Data items
== == ==

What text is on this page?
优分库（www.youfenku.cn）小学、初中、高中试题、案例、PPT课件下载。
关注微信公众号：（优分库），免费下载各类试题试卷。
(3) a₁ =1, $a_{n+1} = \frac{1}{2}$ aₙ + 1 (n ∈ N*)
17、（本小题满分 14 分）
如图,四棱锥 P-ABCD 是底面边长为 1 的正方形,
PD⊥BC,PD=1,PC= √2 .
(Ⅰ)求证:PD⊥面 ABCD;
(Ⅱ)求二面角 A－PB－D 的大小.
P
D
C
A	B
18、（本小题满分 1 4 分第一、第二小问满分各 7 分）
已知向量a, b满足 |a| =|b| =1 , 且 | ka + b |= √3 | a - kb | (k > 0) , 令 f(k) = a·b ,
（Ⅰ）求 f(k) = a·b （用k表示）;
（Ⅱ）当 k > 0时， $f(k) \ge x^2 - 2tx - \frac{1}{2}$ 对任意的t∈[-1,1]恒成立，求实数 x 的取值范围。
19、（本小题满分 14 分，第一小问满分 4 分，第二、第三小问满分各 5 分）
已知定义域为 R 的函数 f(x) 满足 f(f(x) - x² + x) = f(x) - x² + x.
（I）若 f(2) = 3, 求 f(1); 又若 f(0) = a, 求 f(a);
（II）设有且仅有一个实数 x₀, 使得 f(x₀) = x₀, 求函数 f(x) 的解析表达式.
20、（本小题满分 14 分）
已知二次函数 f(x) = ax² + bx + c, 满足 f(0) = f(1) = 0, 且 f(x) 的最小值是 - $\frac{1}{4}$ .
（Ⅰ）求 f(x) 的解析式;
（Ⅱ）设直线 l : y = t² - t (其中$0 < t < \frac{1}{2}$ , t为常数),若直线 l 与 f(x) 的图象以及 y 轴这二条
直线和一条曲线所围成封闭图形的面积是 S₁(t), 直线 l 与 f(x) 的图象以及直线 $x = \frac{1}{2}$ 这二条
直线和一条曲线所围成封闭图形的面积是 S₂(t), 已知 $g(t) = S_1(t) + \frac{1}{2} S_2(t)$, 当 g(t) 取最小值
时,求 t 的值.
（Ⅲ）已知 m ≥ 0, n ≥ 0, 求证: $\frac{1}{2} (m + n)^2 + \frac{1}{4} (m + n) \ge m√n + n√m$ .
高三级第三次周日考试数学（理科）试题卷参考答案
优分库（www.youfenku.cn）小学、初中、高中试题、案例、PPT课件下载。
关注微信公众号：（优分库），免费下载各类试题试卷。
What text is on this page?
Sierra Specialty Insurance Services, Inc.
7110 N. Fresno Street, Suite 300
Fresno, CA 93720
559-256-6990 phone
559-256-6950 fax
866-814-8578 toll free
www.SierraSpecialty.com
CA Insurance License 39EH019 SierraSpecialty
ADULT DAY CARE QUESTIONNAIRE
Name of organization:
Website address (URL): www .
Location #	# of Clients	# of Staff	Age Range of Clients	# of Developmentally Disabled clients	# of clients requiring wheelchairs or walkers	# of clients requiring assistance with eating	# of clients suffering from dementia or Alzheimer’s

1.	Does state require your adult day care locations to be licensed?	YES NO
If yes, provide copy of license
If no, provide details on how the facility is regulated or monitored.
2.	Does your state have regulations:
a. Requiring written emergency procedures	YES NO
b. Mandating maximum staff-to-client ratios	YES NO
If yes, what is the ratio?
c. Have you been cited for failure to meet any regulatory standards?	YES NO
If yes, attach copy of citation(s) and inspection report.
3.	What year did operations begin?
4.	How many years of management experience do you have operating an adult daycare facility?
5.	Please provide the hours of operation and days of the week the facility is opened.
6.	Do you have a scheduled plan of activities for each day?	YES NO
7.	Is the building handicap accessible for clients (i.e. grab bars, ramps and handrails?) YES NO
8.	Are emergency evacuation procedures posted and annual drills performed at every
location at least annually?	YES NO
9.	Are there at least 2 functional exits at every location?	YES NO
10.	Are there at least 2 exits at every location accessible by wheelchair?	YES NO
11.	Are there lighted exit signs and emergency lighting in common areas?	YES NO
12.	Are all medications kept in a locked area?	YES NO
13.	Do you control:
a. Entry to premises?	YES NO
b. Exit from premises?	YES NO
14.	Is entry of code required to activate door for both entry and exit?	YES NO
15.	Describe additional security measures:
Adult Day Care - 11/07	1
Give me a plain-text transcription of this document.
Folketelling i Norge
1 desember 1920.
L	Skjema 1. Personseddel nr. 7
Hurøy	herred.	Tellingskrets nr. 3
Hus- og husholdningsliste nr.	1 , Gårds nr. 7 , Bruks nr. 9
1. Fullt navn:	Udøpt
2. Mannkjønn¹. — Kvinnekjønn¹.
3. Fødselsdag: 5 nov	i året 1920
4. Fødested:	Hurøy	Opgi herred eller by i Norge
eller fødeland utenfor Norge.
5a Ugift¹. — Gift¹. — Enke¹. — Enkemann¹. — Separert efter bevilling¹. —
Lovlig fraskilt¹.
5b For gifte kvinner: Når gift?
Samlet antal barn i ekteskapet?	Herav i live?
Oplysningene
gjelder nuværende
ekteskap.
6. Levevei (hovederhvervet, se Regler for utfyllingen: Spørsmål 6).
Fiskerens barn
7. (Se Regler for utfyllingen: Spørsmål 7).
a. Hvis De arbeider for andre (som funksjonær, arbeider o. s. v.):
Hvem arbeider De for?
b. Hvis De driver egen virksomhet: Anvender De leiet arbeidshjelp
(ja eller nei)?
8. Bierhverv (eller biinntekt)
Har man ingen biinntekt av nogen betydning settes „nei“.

== == ==

TASK INSTRUCTIONS: Extract all lines that hold the word "emergency".

RESULT OF THE TASK:
a. Requiring written emergency procedures	YES NO
8.	Are emergency evacuation procedures posted and annual drills performed at every
11.	Are there lighted exit signs and emergency lighting in common areas?	YES NO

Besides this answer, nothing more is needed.